◆ Objective
Take the line containing "Extract the structured" and every line after it in the data below, and print them exactly as given, with nothing else.

##### Listing #####

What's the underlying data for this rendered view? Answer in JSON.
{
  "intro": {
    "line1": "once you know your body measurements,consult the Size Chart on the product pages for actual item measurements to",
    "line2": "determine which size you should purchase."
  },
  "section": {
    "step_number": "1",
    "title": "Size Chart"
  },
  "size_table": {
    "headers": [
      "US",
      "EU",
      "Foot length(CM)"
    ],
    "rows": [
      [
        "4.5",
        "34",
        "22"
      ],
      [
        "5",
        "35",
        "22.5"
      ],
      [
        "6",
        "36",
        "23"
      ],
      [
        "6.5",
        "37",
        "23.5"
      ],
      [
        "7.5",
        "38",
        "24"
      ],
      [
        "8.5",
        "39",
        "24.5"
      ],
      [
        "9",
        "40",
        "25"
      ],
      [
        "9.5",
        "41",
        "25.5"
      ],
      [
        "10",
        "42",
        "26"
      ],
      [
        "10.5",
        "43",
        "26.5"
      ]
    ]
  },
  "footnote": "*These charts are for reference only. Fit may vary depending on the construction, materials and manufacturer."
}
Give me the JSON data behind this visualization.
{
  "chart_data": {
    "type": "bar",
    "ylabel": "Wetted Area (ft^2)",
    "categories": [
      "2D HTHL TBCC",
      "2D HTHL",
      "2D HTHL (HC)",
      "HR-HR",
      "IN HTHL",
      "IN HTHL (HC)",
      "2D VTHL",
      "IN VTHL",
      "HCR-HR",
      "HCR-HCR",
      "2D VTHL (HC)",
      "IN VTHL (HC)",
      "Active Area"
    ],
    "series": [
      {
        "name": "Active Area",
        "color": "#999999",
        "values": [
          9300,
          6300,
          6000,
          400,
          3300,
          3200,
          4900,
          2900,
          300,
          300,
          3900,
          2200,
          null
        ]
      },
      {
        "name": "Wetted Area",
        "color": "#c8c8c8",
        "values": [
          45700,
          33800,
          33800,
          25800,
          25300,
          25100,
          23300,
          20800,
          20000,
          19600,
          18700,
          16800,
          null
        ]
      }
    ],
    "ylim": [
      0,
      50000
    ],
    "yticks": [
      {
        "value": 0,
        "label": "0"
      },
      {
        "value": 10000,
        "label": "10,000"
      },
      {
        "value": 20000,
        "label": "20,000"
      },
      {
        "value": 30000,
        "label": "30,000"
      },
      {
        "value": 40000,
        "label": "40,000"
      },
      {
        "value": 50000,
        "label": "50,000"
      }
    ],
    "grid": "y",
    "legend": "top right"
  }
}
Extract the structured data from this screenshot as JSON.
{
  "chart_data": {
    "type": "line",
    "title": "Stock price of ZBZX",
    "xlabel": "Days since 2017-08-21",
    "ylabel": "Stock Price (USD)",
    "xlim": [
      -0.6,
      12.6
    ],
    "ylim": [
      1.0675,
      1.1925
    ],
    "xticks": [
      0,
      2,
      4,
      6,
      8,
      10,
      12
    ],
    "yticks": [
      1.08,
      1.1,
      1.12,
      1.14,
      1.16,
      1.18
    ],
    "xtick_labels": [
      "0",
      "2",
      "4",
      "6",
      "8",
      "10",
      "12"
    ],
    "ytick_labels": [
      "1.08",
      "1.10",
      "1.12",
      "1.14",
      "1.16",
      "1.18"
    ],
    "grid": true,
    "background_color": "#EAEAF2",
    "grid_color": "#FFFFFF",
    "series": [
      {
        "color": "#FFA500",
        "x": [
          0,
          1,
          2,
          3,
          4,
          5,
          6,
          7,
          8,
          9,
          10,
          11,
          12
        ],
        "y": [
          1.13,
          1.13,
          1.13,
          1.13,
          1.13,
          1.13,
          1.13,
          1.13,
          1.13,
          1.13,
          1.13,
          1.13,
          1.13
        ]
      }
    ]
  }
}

#####

◆ Final result
Extract the structured data from this screenshot as JSON.
{
  "chart_data": {
    "type": "line",
    "title": "Stock price of ZBZX",
    "xlabel": "Days since 2017-08-21",
    "ylabel": "Stock Price (USD)",
    "xlim": [
      -0.6,
      12.6
    ],
    "ylim": [
      1.0675,
      1.1925
    ],
    "xticks": [
      0,
      2,
      4,
      6,
      8,
      10,
      12
    ],
    "yticks": [
      1.08,
      1.1,
      1.12,
      1.14,
      1.16,
      1.18
    ],
    "xtick_labels": [
      "0",
      "2",
      "4",
      "6",
      "8",
      "10",
      "12"
    ],
    "ytick_labels": [
      "1.08",
      "1.10",
      "1.12",
      "1.14",
      "1.16",
      "1.18"
    ],
    "grid": true,
    "background_color": "#EAEAF2",
    "grid_color": "#FFFFFF",
    "series": [
      {
        "color": "#FFA500",
        "x": [
          0,
          1,
          2,
          3,
          4,
          5,
          6,
          7,
          8,
          9,
          10,
          11,
          12
        ],
        "y": [
          1.13,
          1.13,
          1.13,
          1.13,
          1.13,
          1.13,
          1.13,
          1.13,
          1.13,
          1.13,
          1.13,
          1.13,
          1.13
        ]
      }
    ]
  }
}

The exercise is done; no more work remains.